--- Directions ---
Give back the records below exactly, every one, with no pictures.

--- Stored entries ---
■ ■ ■ ■ ■
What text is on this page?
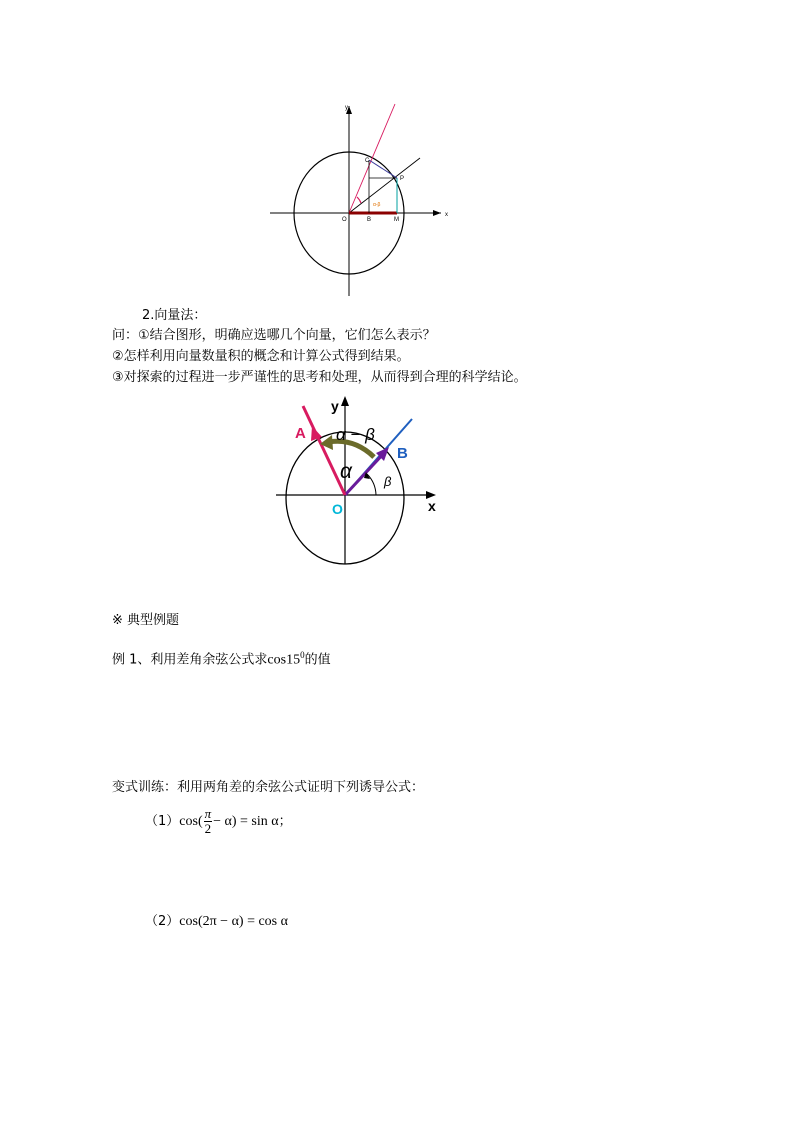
x
y
O	B	M
P
C
α-β
2.向量法：
问：①结合图形，明确应选哪几个向量，它们怎么表示？
②怎样利用向量数量积的概念和计算公式得到结果。
③对探索的过程进一步严谨性的思考和处理，从而得到合理的科学结论。
y
x
O
A
B
α − β
α β
※ 典型例题
例 1、利用差角余弦公式求$\cos 15^0$的值
变式训练：利用两角差的余弦公式证明下列诱导公式：
$(1)\cos( \frac{\pi}{2} - \alpha) = \sin \alpha$；
（2）cos(2π − α) = cos α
■ ■ ■ ■ ■
--- Output for this exercise ---
What text is on this page?
x
y
O	B	M
P
C
α-β
2.向量法：
问：①结合图形，明确应选哪几个向量，它们怎么表示？
②怎样利用向量数量积的概念和计算公式得到结果。
③对探索的过程进一步严谨性的思考和处理，从而得到合理的科学结论。
y
x
O
A
B
α − β
α β
※ 典型例题
例 1、利用差角余弦公式求$\cos 15^0$的值
变式训练：利用两角差的余弦公式证明下列诱导公式：
$(1)\cos( \frac{\pi}{2} - \alpha) = \sin \alpha$；
（2）cos(2π − α) = cos α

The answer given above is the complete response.